* EXERCISE DIRECTIONS:
Where a line in the listing below contains the word "структуры", copy that line.

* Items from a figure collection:
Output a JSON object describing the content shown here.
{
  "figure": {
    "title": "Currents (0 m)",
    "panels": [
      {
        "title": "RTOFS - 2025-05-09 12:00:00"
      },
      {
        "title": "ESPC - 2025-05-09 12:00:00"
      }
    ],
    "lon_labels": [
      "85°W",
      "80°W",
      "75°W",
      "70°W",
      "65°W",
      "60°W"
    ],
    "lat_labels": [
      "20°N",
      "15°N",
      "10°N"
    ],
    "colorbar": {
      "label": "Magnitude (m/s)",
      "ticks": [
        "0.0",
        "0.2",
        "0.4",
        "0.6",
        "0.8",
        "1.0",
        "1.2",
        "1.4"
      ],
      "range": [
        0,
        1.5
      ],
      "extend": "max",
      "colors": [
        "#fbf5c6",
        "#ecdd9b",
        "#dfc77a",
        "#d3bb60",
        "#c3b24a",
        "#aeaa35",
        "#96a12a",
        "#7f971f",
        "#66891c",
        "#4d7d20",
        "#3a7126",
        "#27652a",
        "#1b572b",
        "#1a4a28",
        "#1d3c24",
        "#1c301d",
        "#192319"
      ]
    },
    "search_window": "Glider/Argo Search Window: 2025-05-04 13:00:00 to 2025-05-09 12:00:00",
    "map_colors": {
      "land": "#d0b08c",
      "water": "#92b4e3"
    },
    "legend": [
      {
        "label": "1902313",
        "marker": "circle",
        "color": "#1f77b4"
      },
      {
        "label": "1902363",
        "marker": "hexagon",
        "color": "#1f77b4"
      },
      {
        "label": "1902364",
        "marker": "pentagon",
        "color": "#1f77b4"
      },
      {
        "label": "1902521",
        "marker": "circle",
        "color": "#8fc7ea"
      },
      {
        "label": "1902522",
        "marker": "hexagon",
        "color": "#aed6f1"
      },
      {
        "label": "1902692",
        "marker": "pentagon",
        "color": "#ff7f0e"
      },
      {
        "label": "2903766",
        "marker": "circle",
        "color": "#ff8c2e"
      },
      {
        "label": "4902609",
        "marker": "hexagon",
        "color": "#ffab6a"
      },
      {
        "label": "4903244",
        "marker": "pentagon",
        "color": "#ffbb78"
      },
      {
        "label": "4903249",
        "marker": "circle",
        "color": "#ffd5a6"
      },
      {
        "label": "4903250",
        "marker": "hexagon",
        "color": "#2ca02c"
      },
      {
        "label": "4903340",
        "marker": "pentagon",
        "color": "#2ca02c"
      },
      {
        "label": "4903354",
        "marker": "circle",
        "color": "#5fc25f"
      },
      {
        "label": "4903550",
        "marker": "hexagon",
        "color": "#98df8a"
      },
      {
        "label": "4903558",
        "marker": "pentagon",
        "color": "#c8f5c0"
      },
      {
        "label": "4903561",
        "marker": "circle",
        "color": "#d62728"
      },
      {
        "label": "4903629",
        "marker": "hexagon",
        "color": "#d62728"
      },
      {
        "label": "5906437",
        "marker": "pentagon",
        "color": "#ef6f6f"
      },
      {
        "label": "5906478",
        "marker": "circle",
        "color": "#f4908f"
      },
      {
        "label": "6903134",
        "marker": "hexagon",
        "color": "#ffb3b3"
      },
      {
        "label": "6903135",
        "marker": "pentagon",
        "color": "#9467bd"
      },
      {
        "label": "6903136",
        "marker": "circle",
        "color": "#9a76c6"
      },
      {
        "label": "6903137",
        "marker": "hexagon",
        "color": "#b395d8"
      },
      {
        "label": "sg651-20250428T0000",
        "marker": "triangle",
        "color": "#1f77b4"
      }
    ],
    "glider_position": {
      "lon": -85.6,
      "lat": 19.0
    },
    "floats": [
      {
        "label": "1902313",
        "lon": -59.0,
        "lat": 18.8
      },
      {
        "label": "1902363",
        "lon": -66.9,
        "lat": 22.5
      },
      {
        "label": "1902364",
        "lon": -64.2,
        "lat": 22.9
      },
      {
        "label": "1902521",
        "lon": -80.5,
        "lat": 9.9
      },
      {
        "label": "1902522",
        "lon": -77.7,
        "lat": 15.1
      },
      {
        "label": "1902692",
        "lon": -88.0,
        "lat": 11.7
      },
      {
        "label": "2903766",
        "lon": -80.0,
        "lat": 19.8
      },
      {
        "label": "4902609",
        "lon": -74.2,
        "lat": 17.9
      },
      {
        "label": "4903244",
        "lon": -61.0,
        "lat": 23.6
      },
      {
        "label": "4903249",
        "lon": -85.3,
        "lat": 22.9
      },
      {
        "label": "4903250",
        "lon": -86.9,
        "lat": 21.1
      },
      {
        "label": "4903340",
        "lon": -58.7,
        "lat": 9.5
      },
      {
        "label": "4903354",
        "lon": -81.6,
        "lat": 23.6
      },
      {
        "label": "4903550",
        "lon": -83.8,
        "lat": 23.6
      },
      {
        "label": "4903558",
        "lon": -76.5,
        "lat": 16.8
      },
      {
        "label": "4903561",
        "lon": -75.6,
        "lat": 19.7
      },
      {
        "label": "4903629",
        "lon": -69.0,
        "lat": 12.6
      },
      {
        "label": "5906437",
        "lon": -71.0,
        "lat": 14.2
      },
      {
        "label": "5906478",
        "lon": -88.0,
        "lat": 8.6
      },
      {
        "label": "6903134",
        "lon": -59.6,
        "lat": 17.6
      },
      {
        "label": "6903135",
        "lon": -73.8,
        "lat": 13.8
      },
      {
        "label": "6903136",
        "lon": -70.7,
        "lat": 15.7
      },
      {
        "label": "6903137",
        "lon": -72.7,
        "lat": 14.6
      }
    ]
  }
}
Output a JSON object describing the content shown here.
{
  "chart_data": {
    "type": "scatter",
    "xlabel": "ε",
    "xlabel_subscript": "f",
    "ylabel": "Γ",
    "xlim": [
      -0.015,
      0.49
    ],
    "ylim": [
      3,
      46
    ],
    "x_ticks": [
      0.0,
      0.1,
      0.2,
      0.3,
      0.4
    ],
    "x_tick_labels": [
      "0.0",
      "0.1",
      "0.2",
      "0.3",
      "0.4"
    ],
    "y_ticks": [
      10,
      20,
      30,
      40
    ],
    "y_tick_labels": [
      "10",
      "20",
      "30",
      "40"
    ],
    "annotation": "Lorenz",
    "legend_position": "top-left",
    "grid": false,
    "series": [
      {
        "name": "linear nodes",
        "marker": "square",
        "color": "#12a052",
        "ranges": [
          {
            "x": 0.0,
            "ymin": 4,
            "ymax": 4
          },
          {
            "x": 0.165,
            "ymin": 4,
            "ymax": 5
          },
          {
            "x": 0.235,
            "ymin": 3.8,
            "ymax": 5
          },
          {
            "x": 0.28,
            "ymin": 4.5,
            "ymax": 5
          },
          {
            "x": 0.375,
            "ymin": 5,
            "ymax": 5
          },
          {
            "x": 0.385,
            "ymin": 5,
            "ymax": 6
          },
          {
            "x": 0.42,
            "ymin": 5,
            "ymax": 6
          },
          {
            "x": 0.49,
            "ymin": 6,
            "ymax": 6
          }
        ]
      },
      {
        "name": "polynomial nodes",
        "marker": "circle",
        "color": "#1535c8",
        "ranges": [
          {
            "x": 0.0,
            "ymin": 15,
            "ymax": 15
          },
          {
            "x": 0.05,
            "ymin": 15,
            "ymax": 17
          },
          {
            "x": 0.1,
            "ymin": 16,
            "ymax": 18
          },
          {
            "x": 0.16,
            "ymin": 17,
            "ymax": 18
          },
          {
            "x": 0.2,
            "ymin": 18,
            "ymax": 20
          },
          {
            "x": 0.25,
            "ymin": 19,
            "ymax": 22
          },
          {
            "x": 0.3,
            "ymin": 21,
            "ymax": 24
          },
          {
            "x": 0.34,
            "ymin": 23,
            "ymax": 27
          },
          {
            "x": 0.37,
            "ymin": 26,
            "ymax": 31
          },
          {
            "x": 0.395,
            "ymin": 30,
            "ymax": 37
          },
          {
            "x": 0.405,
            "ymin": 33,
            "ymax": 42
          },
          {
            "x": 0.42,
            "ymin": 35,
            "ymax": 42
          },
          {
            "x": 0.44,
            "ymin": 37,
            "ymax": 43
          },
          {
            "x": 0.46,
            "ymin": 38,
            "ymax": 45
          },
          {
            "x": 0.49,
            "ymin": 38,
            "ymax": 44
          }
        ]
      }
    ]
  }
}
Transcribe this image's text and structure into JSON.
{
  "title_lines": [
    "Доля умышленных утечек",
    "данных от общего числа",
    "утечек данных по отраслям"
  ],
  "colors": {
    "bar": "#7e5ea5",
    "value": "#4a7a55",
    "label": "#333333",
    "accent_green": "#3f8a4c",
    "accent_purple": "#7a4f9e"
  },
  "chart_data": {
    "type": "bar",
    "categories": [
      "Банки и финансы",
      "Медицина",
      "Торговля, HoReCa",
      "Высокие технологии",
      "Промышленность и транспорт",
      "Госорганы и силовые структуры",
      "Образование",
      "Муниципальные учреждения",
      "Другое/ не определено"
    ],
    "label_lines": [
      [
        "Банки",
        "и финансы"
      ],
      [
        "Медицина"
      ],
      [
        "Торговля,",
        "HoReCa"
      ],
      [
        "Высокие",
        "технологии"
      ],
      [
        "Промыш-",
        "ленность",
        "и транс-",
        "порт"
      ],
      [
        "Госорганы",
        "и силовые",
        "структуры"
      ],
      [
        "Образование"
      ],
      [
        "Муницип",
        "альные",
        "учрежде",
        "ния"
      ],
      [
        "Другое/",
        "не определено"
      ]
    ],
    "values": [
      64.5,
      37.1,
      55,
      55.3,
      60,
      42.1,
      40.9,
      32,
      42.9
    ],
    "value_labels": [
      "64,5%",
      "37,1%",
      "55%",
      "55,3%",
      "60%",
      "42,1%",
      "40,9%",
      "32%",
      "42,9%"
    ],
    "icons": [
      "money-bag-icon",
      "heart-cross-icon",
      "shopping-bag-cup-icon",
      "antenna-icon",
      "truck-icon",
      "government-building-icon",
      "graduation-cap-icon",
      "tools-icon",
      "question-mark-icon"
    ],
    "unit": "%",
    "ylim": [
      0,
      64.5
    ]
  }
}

* FULL SOLUTION:
      "Госорганы и силовые структуры",
        "структуры"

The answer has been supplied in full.